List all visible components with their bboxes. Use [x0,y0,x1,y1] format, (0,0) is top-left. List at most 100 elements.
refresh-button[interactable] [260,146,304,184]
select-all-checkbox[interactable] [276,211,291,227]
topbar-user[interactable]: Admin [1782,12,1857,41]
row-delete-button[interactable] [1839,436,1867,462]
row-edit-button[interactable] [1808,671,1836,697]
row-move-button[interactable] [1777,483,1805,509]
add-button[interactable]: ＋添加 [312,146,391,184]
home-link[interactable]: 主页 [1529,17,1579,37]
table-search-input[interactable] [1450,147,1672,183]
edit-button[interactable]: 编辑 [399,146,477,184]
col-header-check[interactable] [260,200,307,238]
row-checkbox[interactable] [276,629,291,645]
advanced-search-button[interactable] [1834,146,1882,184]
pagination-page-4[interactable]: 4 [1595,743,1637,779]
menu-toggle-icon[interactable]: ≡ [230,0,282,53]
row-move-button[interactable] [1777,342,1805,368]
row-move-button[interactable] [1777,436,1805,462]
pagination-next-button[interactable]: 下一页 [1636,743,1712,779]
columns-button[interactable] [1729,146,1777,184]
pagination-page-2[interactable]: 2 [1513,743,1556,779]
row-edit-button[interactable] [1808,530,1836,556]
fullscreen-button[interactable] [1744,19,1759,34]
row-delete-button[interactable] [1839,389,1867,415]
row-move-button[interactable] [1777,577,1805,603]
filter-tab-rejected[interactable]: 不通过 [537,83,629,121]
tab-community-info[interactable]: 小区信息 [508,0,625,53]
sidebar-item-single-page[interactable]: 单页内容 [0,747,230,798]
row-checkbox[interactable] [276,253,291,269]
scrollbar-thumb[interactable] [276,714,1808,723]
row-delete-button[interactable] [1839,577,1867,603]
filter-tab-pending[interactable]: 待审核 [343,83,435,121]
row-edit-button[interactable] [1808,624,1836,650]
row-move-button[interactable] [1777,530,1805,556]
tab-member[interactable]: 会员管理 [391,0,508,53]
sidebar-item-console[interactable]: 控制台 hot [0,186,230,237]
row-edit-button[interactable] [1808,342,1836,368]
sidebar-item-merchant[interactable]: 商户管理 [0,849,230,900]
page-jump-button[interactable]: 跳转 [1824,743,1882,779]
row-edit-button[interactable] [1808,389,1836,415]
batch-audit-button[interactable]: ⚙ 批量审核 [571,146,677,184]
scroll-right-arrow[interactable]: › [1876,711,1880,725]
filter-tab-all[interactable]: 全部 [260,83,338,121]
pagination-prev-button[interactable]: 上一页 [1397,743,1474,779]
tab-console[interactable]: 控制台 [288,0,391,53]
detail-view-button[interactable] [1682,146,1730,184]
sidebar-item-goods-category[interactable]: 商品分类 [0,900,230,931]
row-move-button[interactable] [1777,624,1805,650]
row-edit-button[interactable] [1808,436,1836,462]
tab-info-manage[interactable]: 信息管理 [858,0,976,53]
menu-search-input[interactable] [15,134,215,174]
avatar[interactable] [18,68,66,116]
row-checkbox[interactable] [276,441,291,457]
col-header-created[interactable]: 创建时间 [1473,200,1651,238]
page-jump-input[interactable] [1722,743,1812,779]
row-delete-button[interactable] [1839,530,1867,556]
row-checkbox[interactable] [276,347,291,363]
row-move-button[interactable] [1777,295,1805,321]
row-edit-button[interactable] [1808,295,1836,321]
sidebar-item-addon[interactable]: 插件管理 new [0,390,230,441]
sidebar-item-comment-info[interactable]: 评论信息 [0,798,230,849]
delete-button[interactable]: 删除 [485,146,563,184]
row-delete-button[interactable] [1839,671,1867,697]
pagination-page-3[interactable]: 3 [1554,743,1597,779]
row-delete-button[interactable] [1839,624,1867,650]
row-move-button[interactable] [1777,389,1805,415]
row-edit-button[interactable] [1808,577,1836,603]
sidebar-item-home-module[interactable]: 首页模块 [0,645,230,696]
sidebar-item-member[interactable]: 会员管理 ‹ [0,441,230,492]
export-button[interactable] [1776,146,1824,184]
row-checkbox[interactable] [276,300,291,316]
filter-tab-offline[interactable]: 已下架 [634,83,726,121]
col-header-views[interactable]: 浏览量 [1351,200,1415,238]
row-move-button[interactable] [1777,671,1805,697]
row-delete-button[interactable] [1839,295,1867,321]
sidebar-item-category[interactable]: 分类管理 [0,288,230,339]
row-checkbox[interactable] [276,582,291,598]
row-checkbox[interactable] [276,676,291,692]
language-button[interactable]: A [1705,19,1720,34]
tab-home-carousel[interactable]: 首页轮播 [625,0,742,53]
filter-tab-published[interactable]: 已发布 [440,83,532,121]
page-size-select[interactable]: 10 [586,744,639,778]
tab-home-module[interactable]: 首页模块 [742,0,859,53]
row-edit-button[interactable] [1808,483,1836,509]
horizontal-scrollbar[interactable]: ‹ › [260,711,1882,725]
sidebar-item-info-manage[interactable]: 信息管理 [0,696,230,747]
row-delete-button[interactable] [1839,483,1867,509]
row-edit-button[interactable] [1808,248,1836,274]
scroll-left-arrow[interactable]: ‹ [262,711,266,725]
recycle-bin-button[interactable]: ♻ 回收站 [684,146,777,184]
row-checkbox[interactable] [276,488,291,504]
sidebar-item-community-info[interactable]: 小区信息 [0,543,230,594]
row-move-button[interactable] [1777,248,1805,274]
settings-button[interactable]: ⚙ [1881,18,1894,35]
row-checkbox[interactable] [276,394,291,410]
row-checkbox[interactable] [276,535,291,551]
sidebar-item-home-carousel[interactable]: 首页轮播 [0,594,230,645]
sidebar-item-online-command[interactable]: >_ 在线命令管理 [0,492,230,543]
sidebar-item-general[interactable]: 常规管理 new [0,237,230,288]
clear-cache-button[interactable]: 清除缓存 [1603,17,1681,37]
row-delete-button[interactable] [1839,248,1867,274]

WORK REQUIRED | Write out the data above without changes, starting at its first line and stopping after the line that contains "add-button[interactable]: ＋添加 [312,146,391,184]".

FULL SOLUTION |
List all visible components with their bboxes. Use [x0,y0,x1,y1] format, (0,0) is top-left. List at most 100 elements.
refresh-button[interactable] [260,146,304,184]
select-all-checkbox[interactable] [276,211,291,227]
topbar-user[interactable]: Admin [1782,12,1857,41]
row-delete-button[interactable] [1839,436,1867,462]
row-edit-button[interactable] [1808,671,1836,697]
row-move-button[interactable] [1777,483,1805,509]
add-button[interactable]: ＋添加 [312,146,391,184]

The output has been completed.